What this exercise asks:
a – In the Khmer OCR model page below, condense the paragraph that begins "This CRNN-based OCR model" into a shorter version that keeps its main facts.
b – Carry on with the Khmer OCR model page below, picking up after its final line.

Source passage:
[Start]

# Khmer OCR Recognition Model

🇰🇭 **High-accuracy OCR model for Khmer text recognition using PaddleOCR framework**

## Model Overview

This CRNN-based OCR model is specifically trained for Khmer (Cambodian) text recognition, achieving **98.45% accuracy** on validation data. The model is optimized for recognizing short text segments (3-5 words) commonly found in documents, signs, and printed materials.

## 🏗️ Model Architecture

- **Framework**: PaddleOCR 2.7+
- **Algorithm**: CRNN (Convolutional Recurrent Neural Network)
- **Backbone**: ResNet34
- **Neck**: SequenceEncoder with RNN (hidden_size: 256)

[End]

Dataset extract:
[Start]

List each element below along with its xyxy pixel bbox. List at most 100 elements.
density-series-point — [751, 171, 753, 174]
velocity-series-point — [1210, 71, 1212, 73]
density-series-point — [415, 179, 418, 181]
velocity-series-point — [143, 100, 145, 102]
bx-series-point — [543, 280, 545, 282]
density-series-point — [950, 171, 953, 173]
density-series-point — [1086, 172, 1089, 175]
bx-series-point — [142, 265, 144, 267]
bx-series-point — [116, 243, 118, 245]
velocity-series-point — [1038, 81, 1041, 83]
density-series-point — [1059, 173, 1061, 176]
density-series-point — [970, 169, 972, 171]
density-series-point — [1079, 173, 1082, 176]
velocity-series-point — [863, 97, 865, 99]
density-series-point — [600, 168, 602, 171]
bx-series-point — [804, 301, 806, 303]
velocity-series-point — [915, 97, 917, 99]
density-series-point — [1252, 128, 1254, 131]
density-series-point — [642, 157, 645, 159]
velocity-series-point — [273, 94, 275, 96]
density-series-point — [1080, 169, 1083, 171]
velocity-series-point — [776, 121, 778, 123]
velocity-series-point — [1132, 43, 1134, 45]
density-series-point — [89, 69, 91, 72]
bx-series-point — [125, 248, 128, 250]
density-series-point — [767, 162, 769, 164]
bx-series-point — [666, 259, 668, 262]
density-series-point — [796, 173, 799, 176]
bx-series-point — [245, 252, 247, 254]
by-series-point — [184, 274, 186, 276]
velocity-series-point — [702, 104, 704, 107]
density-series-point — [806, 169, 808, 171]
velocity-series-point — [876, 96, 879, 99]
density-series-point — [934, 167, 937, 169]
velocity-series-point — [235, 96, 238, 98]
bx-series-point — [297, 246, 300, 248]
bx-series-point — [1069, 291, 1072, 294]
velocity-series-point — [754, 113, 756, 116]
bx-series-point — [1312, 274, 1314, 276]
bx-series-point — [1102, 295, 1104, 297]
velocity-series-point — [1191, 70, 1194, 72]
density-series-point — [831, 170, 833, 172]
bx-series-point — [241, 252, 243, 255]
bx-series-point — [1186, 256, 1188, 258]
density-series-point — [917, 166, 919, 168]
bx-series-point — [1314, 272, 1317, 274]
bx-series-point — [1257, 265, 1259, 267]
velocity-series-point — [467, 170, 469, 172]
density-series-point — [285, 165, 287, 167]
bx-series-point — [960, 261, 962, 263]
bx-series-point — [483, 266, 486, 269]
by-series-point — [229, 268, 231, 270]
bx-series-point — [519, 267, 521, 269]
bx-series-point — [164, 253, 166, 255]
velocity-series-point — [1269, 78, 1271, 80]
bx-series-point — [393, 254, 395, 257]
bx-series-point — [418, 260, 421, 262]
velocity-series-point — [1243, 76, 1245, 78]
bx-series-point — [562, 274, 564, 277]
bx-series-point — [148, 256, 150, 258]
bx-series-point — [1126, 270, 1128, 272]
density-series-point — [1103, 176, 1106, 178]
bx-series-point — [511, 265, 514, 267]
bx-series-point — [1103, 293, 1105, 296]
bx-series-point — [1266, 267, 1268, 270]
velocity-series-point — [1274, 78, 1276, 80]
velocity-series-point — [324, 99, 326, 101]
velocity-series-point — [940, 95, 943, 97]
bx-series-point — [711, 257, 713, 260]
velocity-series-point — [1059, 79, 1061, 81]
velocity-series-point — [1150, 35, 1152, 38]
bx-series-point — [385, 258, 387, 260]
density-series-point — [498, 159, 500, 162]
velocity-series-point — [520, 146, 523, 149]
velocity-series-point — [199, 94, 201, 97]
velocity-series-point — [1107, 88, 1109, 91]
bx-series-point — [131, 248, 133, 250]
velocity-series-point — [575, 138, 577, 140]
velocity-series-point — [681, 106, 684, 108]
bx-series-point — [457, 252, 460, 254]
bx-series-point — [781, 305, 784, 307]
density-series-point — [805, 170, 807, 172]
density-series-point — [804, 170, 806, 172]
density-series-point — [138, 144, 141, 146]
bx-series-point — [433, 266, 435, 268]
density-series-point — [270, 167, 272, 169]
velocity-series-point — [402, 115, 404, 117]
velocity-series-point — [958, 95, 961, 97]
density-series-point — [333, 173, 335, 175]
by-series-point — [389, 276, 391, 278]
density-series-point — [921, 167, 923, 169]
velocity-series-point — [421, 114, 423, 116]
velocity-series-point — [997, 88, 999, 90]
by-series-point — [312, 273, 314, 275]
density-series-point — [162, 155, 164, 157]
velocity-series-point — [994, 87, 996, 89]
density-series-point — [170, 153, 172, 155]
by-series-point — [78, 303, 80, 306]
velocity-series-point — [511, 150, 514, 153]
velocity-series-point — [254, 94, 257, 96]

[End]

Answers to the problems:
a – This CRNN-based PaddleOCR model recognizes Khmer (Cambodian) text and reaches 98.45% accuracy on validation data. It is optimized for short segments of 3-5 words, like those in documents, signs and printed materials.

b –
- **Head**: CTCHead with CTC Loss
- **Input Shape**: `[3, 32, 320]` (channels, height, width)
- **Max Text Length**: 25 characters

## 📝 Supported Characters

The model recognizes **188 characters** including:

- **Khmer Consonants**: ក ខ គ ឃ ង ច ឆ ជ ឈ ញ ដ ឋ ឌ ឍ ណ ត ថ ទ ធ ន ប ផ ព ភ ម យ រ ល វ ស ហ ឡ អ
- **Khmer Vowels**: ា ិ ី ឹ ឺ ុ ូ ួ ើ ឿ ៀ េ ែ ៃ ោ ៅ ំ ះ ៈ
- **Khmer Numerals**: ០ ១ ២ ៣ ៤ ៥ ៦ ៧ ៨ ៩
- **Latin Characters**: A-Z, a-z, 0-9
- **Punctuation**: . , ! ? - ( ) [ ] « » ™ ® etc.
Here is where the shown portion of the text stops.